> **What to produce**
The records below must be written out exactly, with every picture left behind.

(Extracted data entries)

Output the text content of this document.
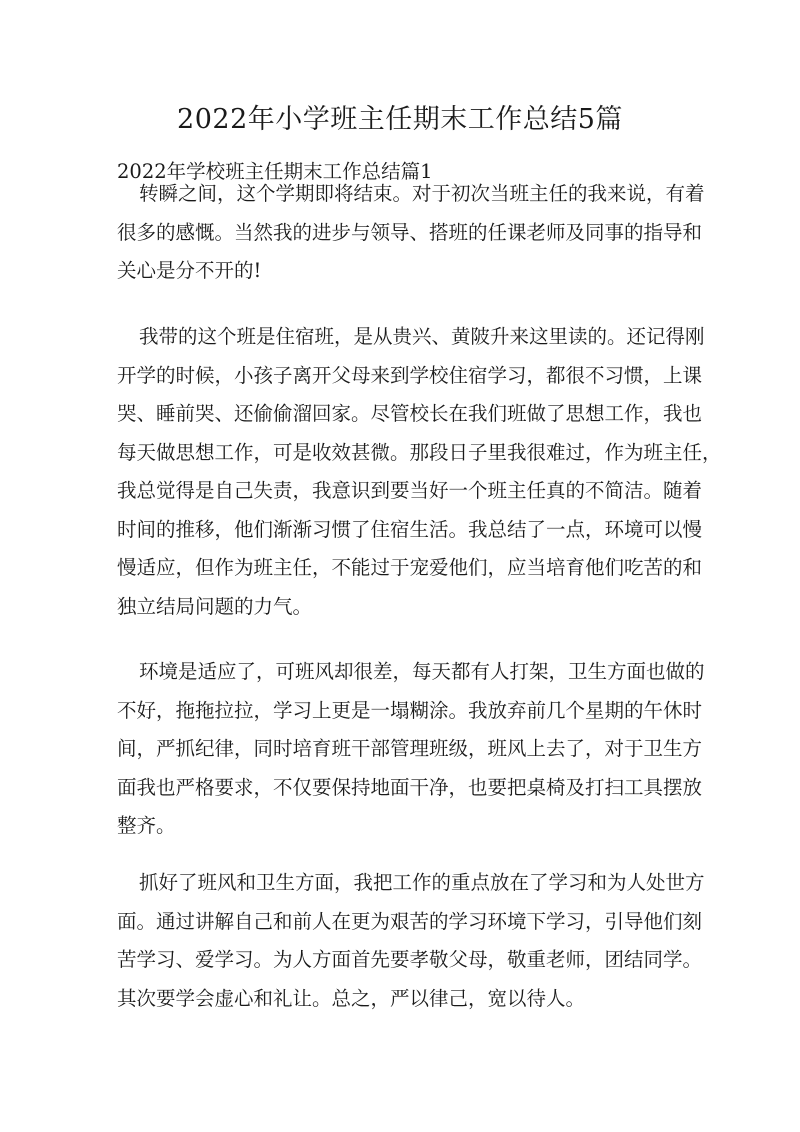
2022年小学班主任期末工作总结5篇
2022年学校班主任期末工作总结篇1
转瞬之间，这个学期即将结束。对于初次当班主任的我来说，有着
很多的感慨。当然我的进步与领导、搭班的任课老师及同事的指导和
关心是分不开的!
我带的这个班是住宿班，是从贵兴、黄陂升来这里读的。还记得刚
开学的时候，小孩子离开父母来到学校住宿学习，都很不习惯，上课
哭、睡前哭、还偷偷溜回家。尽管校长在我们班做了思想工作，我也
每天做思想工作，可是收效甚微。那段日子里我很难过，作为班主任，
我总觉得是自己失责，我意识到要当好一个班主任真的不简洁。随着
时间的推移，他们渐渐习惯了住宿生活。我总结了一点，环境可以慢
慢适应，但作为班主任，不能过于宠爱他们，应当培育他们吃苦的和
独立结局问题的力气。
环境是适应了，可班风却很差，每天都有人打架，卫生方面也做的
不好，拖拖拉拉，学习上更是一塌糊涂。我放弃前几个星期的午休时
间，严抓纪律，同时培育班干部管理班级，班风上去了，对于卫生方
面我也严格要求，不仅要保持地面干净，也要把桌椅及打扫工具摆放
整齐。
抓好了班风和卫生方面，我把工作的重点放在了学习和为人处世方
面。通过讲解自己和前人在更为艰苦的学习环境下学习，引导他们刻
苦学习、爱学习。为人方面首先要孝敬父母，敬重老师，团结同学。
其次要学会虚心和礼让。总之，严以律己，宽以待人。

> **Correct output**
Output the text content of this document.
2022年小学班主任期末工作总结5篇
2022年学校班主任期末工作总结篇1
转瞬之间，这个学期即将结束。对于初次当班主任的我来说，有着
很多的感慨。当然我的进步与领导、搭班的任课老师及同事的指导和
关心是分不开的!
我带的这个班是住宿班，是从贵兴、黄陂升来这里读的。还记得刚
开学的时候，小孩子离开父母来到学校住宿学习，都很不习惯，上课
哭、睡前哭、还偷偷溜回家。尽管校长在我们班做了思想工作，我也
每天做思想工作，可是收效甚微。那段日子里我很难过，作为班主任，
我总觉得是自己失责，我意识到要当好一个班主任真的不简洁。随着
时间的推移，他们渐渐习惯了住宿生活。我总结了一点，环境可以慢
慢适应，但作为班主任，不能过于宠爱他们，应当培育他们吃苦的和
独立结局问题的力气。
环境是适应了，可班风却很差，每天都有人打架，卫生方面也做的
不好，拖拖拉拉，学习上更是一塌糊涂。我放弃前几个星期的午休时
间，严抓纪律，同时培育班干部管理班级，班风上去了，对于卫生方
面我也严格要求，不仅要保持地面干净，也要把桌椅及打扫工具摆放
整齐。
抓好了班风和卫生方面，我把工作的重点放在了学习和为人处世方
面。通过讲解自己和前人在更为艰苦的学习环境下学习，引导他们刻
苦学习、爱学习。为人方面首先要孝敬父母，敬重老师，团结同学。
其次要学会虚心和礼让。总之，严以律己，宽以待人。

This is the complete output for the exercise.